[SUPPLIED MATERIAL]
** Begin **

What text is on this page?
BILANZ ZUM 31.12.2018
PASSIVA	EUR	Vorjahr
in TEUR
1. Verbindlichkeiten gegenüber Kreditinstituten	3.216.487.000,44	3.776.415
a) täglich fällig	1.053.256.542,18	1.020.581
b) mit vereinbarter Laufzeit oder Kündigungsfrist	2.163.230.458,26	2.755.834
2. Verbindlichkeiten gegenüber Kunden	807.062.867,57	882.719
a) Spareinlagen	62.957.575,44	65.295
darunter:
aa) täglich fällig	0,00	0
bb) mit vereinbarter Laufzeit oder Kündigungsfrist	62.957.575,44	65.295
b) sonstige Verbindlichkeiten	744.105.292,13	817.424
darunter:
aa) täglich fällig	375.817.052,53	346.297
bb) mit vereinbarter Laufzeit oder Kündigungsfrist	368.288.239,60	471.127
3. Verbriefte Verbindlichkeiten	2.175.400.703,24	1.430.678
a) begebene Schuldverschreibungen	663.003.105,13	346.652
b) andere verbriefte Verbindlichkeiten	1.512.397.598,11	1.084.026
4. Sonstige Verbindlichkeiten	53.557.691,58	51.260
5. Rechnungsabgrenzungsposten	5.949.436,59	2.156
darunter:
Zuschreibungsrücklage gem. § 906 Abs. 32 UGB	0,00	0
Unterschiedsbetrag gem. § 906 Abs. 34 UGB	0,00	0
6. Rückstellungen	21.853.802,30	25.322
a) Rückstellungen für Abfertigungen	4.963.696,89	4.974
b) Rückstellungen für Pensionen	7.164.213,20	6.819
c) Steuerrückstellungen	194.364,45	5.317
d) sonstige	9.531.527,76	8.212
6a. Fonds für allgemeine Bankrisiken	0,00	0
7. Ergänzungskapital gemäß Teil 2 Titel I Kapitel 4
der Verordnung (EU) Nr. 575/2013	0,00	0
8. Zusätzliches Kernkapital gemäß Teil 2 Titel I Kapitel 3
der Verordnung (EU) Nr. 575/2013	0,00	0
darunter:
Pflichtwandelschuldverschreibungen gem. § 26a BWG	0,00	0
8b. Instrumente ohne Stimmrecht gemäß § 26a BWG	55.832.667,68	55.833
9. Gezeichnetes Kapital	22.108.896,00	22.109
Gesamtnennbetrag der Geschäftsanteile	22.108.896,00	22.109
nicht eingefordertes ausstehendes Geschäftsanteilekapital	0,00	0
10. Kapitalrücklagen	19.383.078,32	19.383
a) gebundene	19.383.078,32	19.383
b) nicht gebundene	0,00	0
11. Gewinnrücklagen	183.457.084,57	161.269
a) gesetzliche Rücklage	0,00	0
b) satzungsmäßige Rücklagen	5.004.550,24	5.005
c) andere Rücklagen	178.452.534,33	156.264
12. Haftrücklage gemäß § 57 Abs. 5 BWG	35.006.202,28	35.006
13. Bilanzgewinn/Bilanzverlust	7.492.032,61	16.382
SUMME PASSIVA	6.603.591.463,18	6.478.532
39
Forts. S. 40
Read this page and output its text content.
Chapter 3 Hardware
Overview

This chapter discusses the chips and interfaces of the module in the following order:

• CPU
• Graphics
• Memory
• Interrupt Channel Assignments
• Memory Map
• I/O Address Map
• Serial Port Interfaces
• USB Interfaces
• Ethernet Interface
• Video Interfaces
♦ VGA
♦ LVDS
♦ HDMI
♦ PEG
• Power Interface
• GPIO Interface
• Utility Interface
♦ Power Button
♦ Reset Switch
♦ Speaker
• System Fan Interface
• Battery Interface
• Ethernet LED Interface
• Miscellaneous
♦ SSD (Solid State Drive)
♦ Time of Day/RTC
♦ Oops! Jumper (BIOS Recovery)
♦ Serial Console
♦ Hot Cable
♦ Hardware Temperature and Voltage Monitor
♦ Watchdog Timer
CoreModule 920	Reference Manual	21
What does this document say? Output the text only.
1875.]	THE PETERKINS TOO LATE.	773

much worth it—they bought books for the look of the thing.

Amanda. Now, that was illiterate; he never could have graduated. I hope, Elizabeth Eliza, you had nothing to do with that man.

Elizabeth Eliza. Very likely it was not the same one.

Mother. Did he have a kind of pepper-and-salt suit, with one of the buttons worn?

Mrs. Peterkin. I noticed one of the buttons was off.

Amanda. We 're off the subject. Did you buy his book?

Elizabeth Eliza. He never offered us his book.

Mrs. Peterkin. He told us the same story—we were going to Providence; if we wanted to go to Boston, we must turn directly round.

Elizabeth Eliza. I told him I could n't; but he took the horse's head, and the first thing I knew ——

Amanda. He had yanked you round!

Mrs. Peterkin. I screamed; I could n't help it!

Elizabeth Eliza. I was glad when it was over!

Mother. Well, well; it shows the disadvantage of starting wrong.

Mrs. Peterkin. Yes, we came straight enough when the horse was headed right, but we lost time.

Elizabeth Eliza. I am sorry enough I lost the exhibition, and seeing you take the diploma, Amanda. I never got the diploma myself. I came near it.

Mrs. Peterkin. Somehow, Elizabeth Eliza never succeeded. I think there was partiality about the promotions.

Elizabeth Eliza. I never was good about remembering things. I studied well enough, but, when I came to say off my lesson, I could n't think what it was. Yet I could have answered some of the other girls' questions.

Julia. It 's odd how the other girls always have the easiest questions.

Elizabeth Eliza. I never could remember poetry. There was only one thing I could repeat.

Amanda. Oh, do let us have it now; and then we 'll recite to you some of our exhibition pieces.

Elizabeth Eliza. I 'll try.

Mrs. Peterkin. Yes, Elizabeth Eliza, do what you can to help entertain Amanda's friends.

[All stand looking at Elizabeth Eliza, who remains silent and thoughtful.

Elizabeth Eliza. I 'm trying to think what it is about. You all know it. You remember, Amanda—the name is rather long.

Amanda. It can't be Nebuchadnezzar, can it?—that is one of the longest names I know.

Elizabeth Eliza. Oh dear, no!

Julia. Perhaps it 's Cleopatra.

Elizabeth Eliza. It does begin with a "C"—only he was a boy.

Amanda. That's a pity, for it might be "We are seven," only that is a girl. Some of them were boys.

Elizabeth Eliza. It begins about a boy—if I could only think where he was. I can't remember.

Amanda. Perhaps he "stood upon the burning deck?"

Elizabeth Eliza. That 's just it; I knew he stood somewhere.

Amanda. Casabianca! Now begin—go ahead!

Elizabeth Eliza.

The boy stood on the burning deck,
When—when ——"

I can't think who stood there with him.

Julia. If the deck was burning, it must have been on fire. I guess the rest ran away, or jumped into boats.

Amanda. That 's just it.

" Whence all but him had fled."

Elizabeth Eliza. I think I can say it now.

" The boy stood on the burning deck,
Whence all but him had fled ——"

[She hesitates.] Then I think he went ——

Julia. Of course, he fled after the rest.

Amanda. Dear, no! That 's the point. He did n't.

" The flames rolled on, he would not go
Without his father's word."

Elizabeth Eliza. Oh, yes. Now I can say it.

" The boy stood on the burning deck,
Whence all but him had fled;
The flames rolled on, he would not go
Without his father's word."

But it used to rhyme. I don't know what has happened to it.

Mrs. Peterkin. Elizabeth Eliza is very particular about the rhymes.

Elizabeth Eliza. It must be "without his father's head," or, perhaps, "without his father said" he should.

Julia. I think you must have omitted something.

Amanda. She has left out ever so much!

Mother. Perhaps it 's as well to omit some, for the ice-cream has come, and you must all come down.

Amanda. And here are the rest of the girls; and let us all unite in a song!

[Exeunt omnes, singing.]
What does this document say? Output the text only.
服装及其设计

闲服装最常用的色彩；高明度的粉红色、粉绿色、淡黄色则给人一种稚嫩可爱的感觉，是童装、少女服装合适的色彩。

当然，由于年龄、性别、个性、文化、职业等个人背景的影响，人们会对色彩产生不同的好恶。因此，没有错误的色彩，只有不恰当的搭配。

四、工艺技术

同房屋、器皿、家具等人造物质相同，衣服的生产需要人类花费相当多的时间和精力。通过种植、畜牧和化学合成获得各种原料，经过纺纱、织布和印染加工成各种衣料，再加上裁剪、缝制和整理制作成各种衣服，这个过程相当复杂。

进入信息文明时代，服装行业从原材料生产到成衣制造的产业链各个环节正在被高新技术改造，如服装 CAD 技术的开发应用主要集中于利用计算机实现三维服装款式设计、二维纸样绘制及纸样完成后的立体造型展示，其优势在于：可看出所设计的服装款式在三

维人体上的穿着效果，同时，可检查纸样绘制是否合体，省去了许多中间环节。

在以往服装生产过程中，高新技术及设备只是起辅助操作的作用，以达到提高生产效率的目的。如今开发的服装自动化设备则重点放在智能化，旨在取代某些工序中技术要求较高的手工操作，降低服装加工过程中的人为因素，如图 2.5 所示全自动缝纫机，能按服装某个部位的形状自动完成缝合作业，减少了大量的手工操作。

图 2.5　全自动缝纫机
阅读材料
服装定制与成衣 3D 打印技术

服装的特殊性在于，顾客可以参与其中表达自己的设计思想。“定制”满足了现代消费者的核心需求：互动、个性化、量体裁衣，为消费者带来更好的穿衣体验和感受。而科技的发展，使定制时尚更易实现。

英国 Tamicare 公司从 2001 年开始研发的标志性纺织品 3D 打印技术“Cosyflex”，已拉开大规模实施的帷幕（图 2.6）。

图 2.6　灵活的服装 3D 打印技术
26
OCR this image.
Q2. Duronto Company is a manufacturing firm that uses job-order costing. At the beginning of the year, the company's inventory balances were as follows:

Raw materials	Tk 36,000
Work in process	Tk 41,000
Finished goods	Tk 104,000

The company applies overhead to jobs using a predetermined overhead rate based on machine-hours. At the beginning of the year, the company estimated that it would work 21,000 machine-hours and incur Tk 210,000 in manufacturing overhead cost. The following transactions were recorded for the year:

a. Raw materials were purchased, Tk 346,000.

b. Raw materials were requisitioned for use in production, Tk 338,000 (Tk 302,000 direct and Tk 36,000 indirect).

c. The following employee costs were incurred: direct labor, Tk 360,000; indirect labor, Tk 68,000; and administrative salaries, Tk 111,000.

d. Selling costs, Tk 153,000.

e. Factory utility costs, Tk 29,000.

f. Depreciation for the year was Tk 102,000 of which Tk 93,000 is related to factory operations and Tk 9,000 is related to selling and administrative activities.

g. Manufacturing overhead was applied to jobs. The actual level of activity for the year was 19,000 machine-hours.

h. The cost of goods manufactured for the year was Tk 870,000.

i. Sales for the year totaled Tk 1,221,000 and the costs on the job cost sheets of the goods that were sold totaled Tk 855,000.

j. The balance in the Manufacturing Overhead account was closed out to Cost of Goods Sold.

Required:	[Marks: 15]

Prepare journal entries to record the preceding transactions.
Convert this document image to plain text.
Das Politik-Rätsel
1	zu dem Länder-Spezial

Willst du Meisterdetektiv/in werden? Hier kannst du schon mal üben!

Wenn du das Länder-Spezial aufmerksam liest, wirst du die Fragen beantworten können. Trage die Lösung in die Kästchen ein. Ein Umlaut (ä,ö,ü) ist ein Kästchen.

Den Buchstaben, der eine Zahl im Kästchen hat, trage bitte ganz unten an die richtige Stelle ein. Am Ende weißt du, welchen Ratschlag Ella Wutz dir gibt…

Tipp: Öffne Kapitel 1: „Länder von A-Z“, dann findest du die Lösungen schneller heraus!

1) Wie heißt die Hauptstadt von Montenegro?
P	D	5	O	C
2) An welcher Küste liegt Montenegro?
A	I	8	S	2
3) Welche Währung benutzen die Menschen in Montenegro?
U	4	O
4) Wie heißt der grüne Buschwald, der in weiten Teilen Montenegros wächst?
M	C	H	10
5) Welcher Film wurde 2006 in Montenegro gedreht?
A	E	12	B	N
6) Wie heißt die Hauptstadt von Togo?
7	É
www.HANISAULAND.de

** End **

[TO DO] Write only the number of lines in the records that include the word "Serial".

[SOLUTION TO THIS TASK] 2